>> START

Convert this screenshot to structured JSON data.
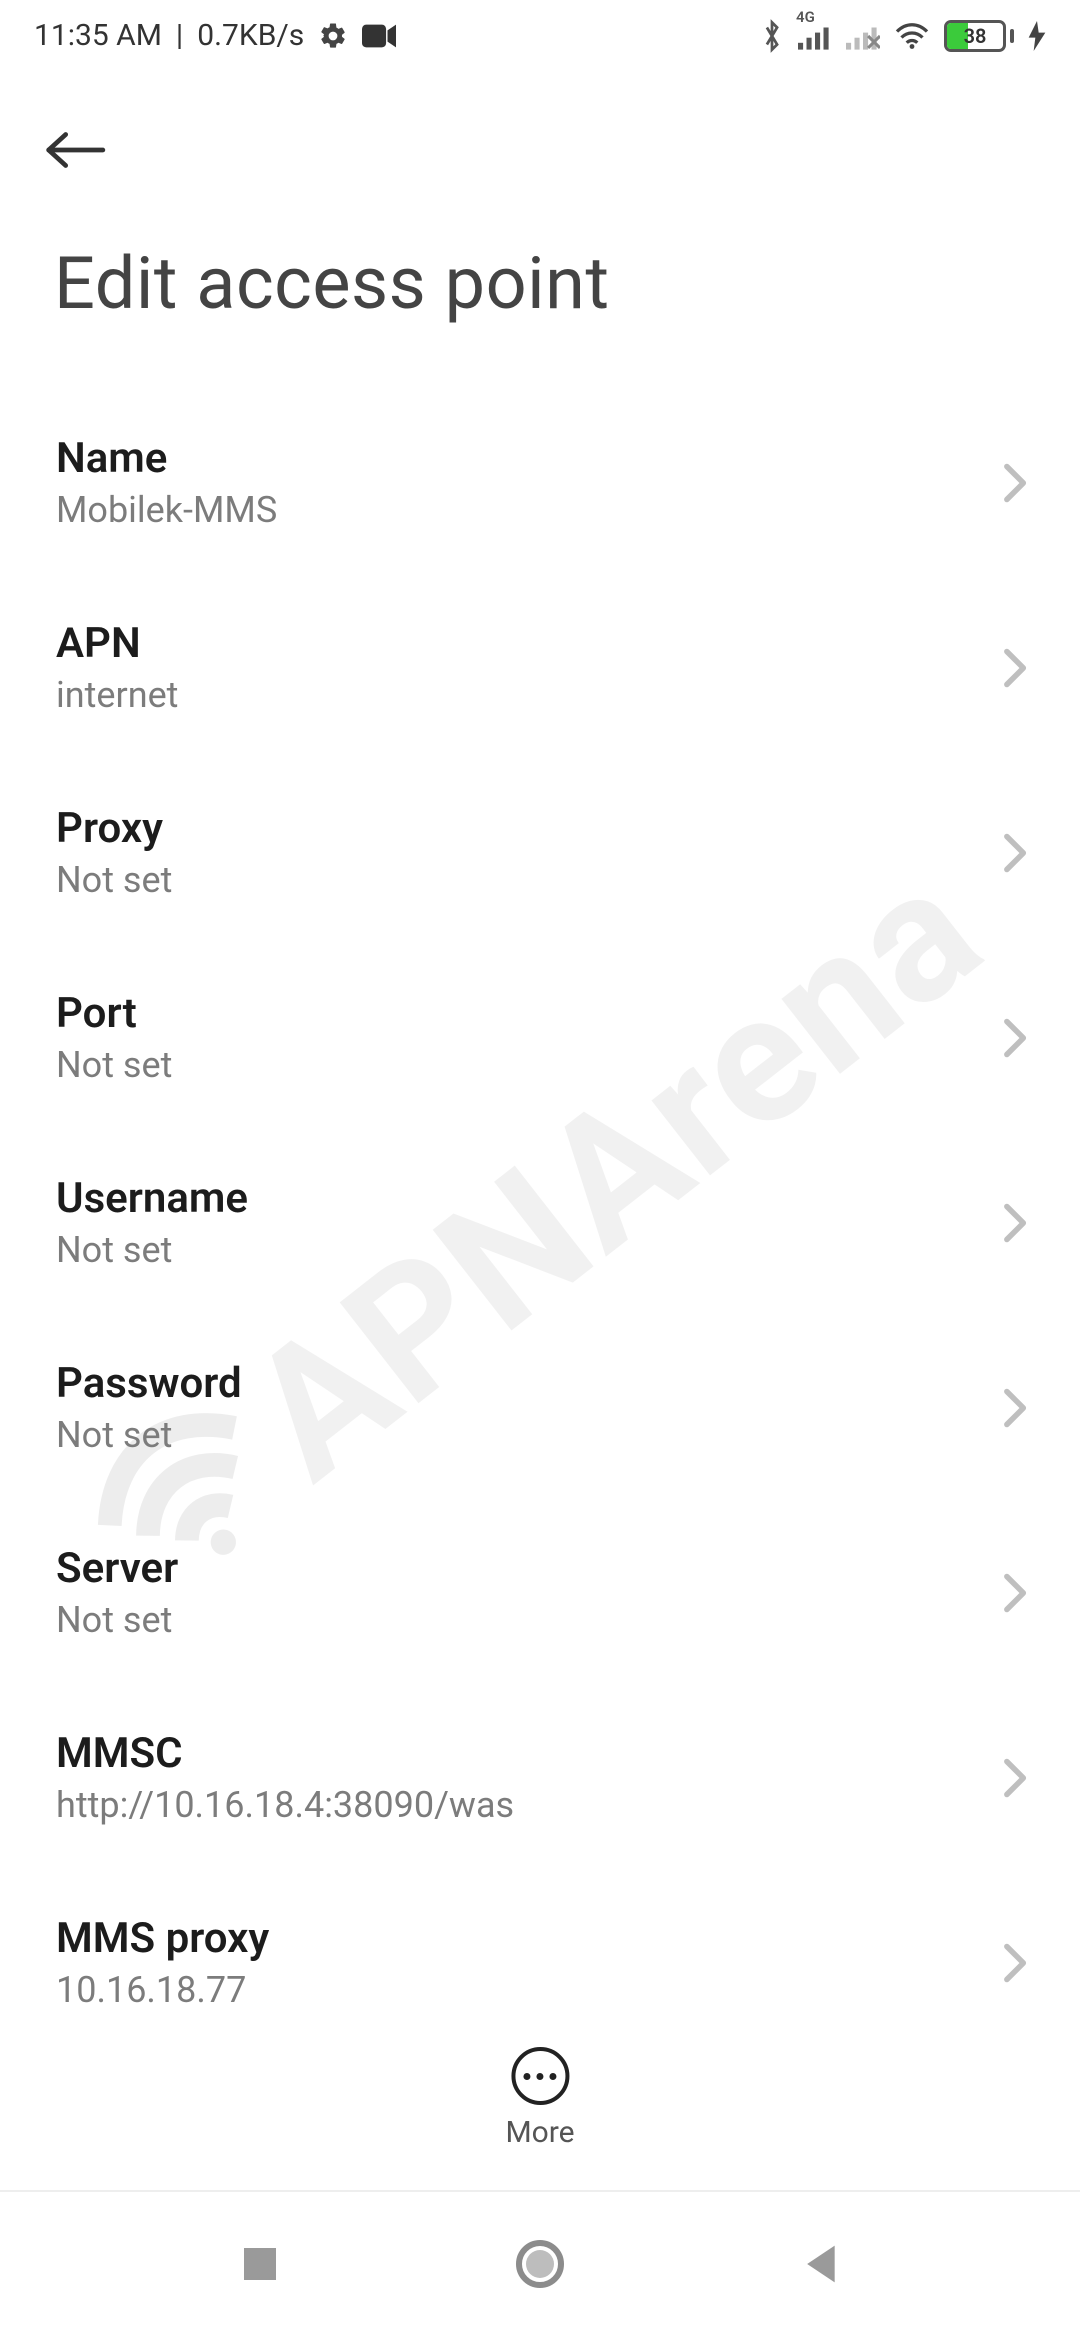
{
  "status_bar": {
    "time": "11:35 AM",
    "separator": "|",
    "net_speed": "0.7KB/s",
    "net_tag": "4G",
    "battery_pct": "38",
    "battery_fill_pct": 38
  },
  "header": {
    "title": "Edit access point"
  },
  "settings": [
    {
      "key": "name",
      "label": "Name",
      "value": "Mobilek-MMS"
    },
    {
      "key": "apn",
      "label": "APN",
      "value": "internet"
    },
    {
      "key": "proxy",
      "label": "Proxy",
      "value": "Not set"
    },
    {
      "key": "port",
      "label": "Port",
      "value": "Not set"
    },
    {
      "key": "username",
      "label": "Username",
      "value": "Not set"
    },
    {
      "key": "password",
      "label": "Password",
      "value": "Not set"
    },
    {
      "key": "server",
      "label": "Server",
      "value": "Not set"
    },
    {
      "key": "mmsc",
      "label": "MMSC",
      "value": "http://10.16.18.4:38090/was"
    },
    {
      "key": "mms-proxy",
      "label": "MMS proxy",
      "value": "10.16.18.77"
    }
  ],
  "more_button": {
    "label": "More"
  },
  "watermark_text": "APNArena"
}
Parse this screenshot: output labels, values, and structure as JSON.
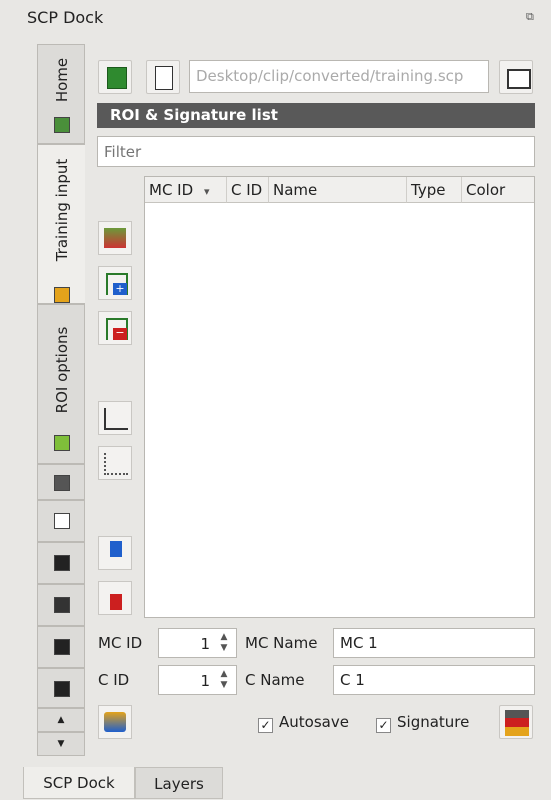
{
  "window": {
    "title": "SCP Dock",
    "float_icon": "float-icon",
    "close_icon": "close-icon"
  },
  "vtabs": [
    {
      "label": "Home",
      "icon": "home-icon"
    },
    {
      "label": "Training input",
      "icon": "training-icon"
    },
    {
      "label": "ROI options",
      "icon": "roi-options-icon"
    }
  ],
  "toolbar": {
    "path_value": "Desktop/clip/converted/training.scp"
  },
  "roi_panel": {
    "title": "ROI & Signature list",
    "filter_placeholder": "Filter"
  },
  "table": {
    "columns": [
      "MC ID",
      "C ID",
      "Name",
      "Type",
      "Color"
    ],
    "sort_indicator": "▾",
    "rows": []
  },
  "fields": {
    "mc_id_label": "MC ID",
    "mc_id_value": "1",
    "mc_name_label": "MC Name",
    "mc_name_value": "MC 1",
    "c_id_label": "C ID",
    "c_id_value": "1",
    "c_name_label": "C Name",
    "c_name_value": "C 1"
  },
  "checkboxes": {
    "autosave": "Autosave",
    "signature": "Signature",
    "check_mark": "✓"
  },
  "bottom_tabs": [
    "SCP Dock",
    "Layers"
  ],
  "colors": {
    "header_bar": "#595959",
    "icon_green": "#3a9a2e",
    "icon_red": "#cc1f1f",
    "icon_blue": "#1f5fcc"
  }
}
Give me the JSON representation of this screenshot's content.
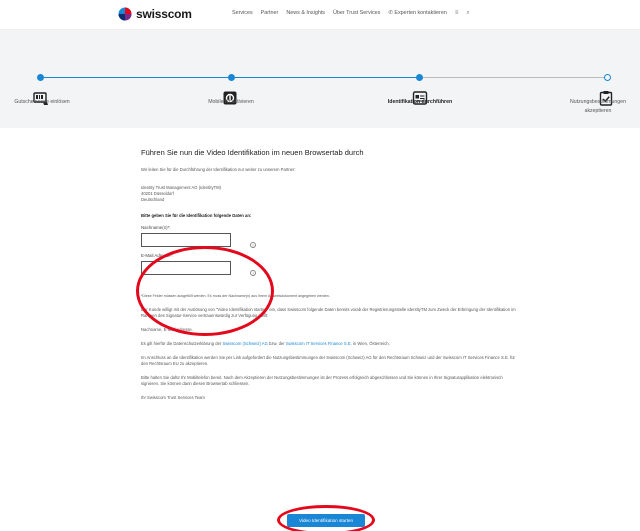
{
  "header": {
    "brand": "swisscom",
    "nav": [
      "Services",
      "Partner",
      "News & Insights",
      "Über Trust Services",
      "Experten kontaktieren"
    ],
    "nav_icon_glyph": "⌕"
  },
  "steps": [
    {
      "label": "Gutscheincode einlösen",
      "icon": "voucher-card-icon",
      "state": "done"
    },
    {
      "label": "Mobile ID aktivieren",
      "icon": "mobile-id-icon",
      "state": "done"
    },
    {
      "label": "Identifikation durchführen",
      "icon": "id-card-icon",
      "state": "active"
    },
    {
      "label": "Nutzungsbestimmungen akzeptieren",
      "icon": "clipboard-check-icon",
      "state": "todo"
    }
  ],
  "content": {
    "heading": "Führen Sie nun die Video Identifikation im neuen Browsertab durch",
    "intro": "Wir leiten Sie für die Durchführung der Identifikation nur weiter zu unserem Partner:",
    "address_line1": "Identity Trust Management AG (IdentityTM)",
    "address_line2": "40201 Düsseldorf",
    "address_line3": "Deutschland",
    "instruction": "Bitte geben Sie für die Identifikation folgende Daten an:",
    "field1_label": "Nachname(n)*:",
    "field1_value": "",
    "field2_label": "E-Mail Adresse*:",
    "field2_value": "",
    "required_note": "*Diese Felder müssen ausgefüllt werden. Es muss der Nachname(n) aus ihrem Ausweisdokument angegeben werden.",
    "consent_text": "Der Kunde willigt mit der Auslösung von \"Video Identifikation starten\" ein, dass Swisscom folgende Daten bereits vorab der Registrierungsstelle IdentityTM zum Zweck der Erbringung der Identifikation im Rahmen des Signatur-Service vertrauenswürdig zur Verfügung stellt:",
    "data_items": "Nachname, E-Mail Adresse.",
    "privacy_prefix": "Es gilt hierfür die Datenschutzerklärung der",
    "privacy_link1": "Swisscom (Schweiz) AG",
    "privacy_middle": "bzw. der",
    "privacy_link2": "Swisscom IT Services Finance S.E.",
    "privacy_suffix": "in Wien, Österreich.",
    "terms_text": "Im Anschluss an die Identifikation werden Sie per Link aufgefordert die Nutzungsbestimmungen der Swisscom (Schweiz) AG für den Rechtsraum Schweiz und der Swisscom IT Services Finance S.E. für den Rechtsraum EU zu akzeptieren.",
    "mobile_text": "Bitte halten Sie dafür Ihr Mobiltelefon bereit. Nach dem Akzeptieren der Nutzungsbestimmungen ist der Prozess erfolgreich abgeschlossen und Sie können in Ihrer Signaturapplikation elektronisch signieren. Sie können dann diesen Browsertab schliessen.",
    "signoff": "Ihr Swisscom Trust Services Team",
    "cta_label": "Video Identifikation starten"
  },
  "colors": {
    "accent": "#1a87d6",
    "annotation": "#e3081b"
  }
}
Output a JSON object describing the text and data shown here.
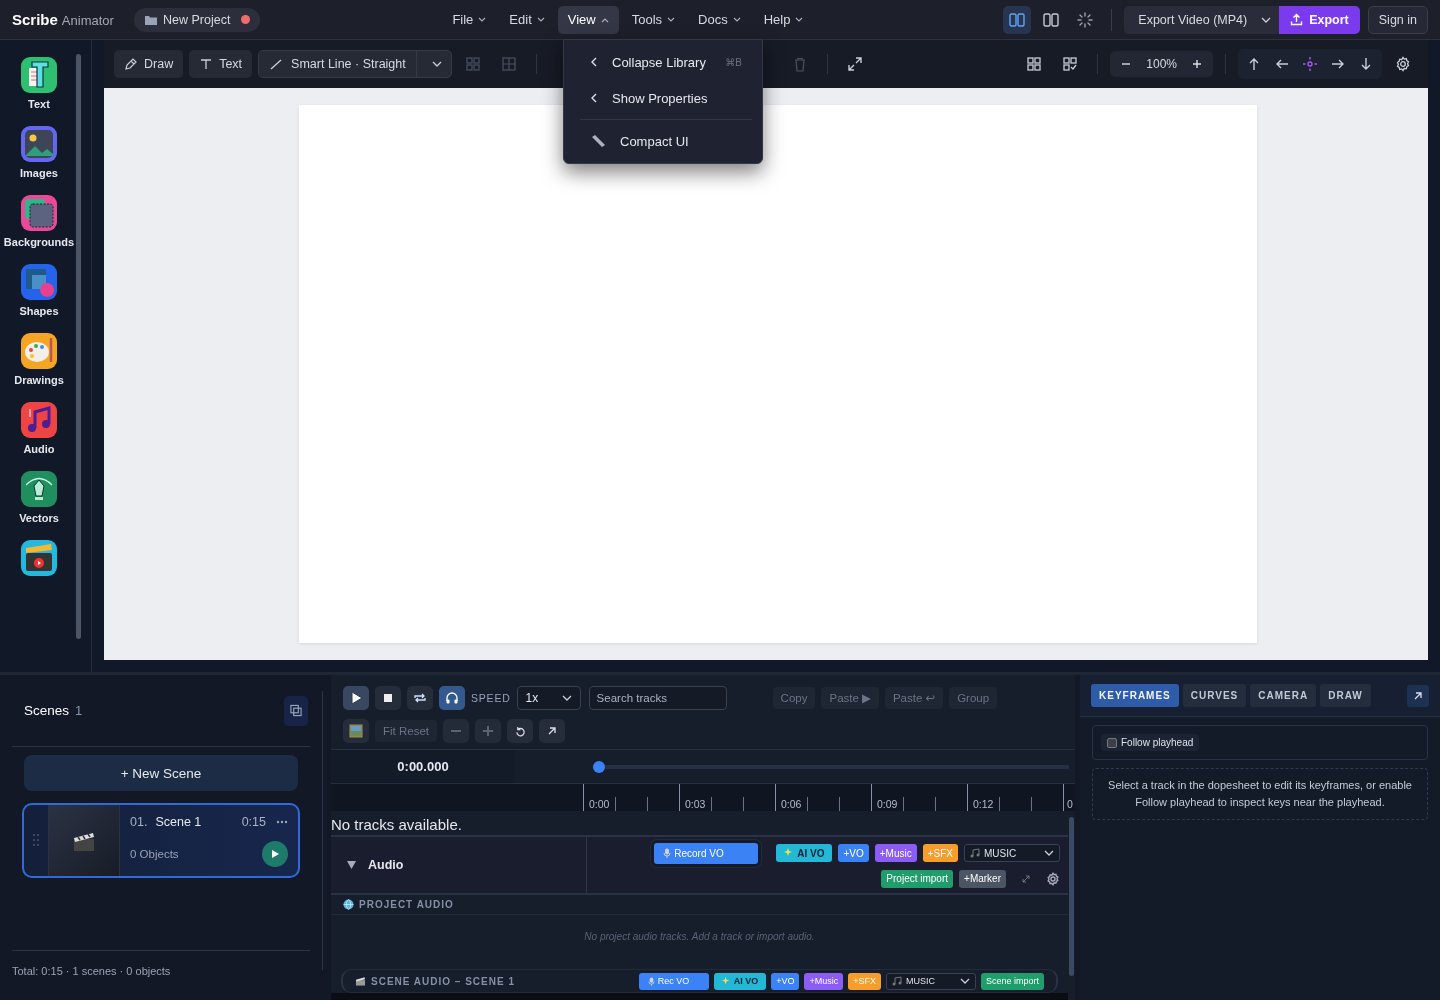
{
  "app": {
    "brand": "Scribe",
    "brand_sub": "Animator",
    "project": "New Project",
    "unsaved": true
  },
  "menu": [
    {
      "label": "File",
      "expanded": false
    },
    {
      "label": "Edit",
      "expanded": false
    },
    {
      "label": "View",
      "expanded": true
    },
    {
      "label": "Tools",
      "expanded": false
    },
    {
      "label": "Docs",
      "expanded": false
    },
    {
      "label": "Help",
      "expanded": false
    }
  ],
  "view_menu": [
    {
      "kind": "back",
      "label": "Collapse Library",
      "shortcut": "⌘B"
    },
    {
      "kind": "back",
      "label": "Show Properties"
    },
    {
      "kind": "tool",
      "label": "Compact UI"
    }
  ],
  "layout_modes": [
    {
      "selected": true
    },
    {
      "selected": false
    }
  ],
  "export": {
    "format": "Export Video (MP4)",
    "button": "Export"
  },
  "sign_in": "Sign in",
  "library": [
    {
      "kind": "text",
      "label": "Text"
    },
    {
      "kind": "images",
      "label": "Images"
    },
    {
      "kind": "backgrounds",
      "label": "Backgrounds"
    },
    {
      "kind": "shapes",
      "label": "Shapes"
    },
    {
      "kind": "drawings",
      "label": "Drawings"
    },
    {
      "kind": "audio",
      "label": "Audio"
    },
    {
      "kind": "vectors",
      "label": "Vectors"
    },
    {
      "kind": "video"
    }
  ],
  "toolbar": {
    "draw": "Draw",
    "text": "Text",
    "line": "Smart Line · Straight",
    "zoom": "100%"
  },
  "scenes": {
    "title": "Scenes",
    "count": "1",
    "new_scene": "+ New Scene",
    "items": [
      {
        "number": "01.",
        "name": "Scene 1",
        "duration": "0:15",
        "objects": "0 Objects",
        "selected": true
      }
    ],
    "total": "Total: 0:15 · 1 scenes · 0 objects"
  },
  "timeline": {
    "monitor_on": true,
    "speed_label": "SPEED",
    "speed": "1x",
    "search_placeholder": "Search tracks",
    "edit_buttons": [
      "Copy",
      "Paste ▶",
      "Paste ↩",
      "Group"
    ],
    "fit_reset": "Fit Reset",
    "time": "0:00.000",
    "playhead": {
      "level": 0
    },
    "ticks": [
      "0:00",
      "0:03",
      "0:06",
      "0:09",
      "0:12",
      "0"
    ],
    "empty": "No tracks available.",
    "audio_group": {
      "label": "Audio",
      "expanded": true,
      "chips": [
        {
          "kind": "record",
          "label": "Record VO",
          "color": "#3b82f6"
        },
        {
          "kind": "ai",
          "label": "AI VO",
          "color": "#22b8d6"
        },
        {
          "kind": "add",
          "label": "+VO",
          "color": "#3b82f6"
        },
        {
          "kind": "add",
          "label": "+Music",
          "color": "#8b5cf6"
        },
        {
          "kind": "add",
          "label": "+SFX",
          "color": "#f59e2b"
        }
      ],
      "select": "MUSIC",
      "chips2": [
        {
          "label": "Project import",
          "color": "#1f9d6b"
        },
        {
          "label": "+Marker",
          "color": "#4b5563"
        }
      ]
    },
    "project_audio": {
      "title": "PROJECT AUDIO",
      "empty": "No project audio tracks. Add a track or import audio."
    },
    "scene_audio": {
      "title": "SCENE AUDIO – SCENE 1",
      "chips": [
        {
          "kind": "record",
          "label": "Rec VO",
          "color": "#3b82f6"
        },
        {
          "kind": "ai",
          "label": "AI VO",
          "color": "#22b8d6"
        },
        {
          "kind": "add",
          "label": "+VO",
          "color": "#3b82f6"
        },
        {
          "kind": "add",
          "label": "+Music",
          "color": "#8b5cf6"
        },
        {
          "kind": "add",
          "label": "+SFX",
          "color": "#f59e2b"
        }
      ],
      "select": "MUSIC",
      "chips2": [
        {
          "label": "Scene import",
          "color": "#1f9d6b"
        }
      ]
    }
  },
  "inspector": {
    "tabs": [
      {
        "label": "KEYFRAMES",
        "selected": true
      },
      {
        "label": "CURVES",
        "selected": false
      },
      {
        "label": "CAMERA",
        "selected": false
      },
      {
        "label": "DRAW",
        "selected": false
      }
    ],
    "follow_playhead": {
      "label": "Follow playhead",
      "checked": false
    },
    "hint": "Select a track in the dopesheet to edit its keyframes, or enable Follow playhead to inspect keys near the playhead."
  }
}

>> END

• _STATED PROBLEM_: Show every line in the entries where the string "objects" occurs.

• _RESPONSE BELOW_:
        "objects": "0 Objects",
    "total": "Total: 0:15 · 1 scenes · 0 objects"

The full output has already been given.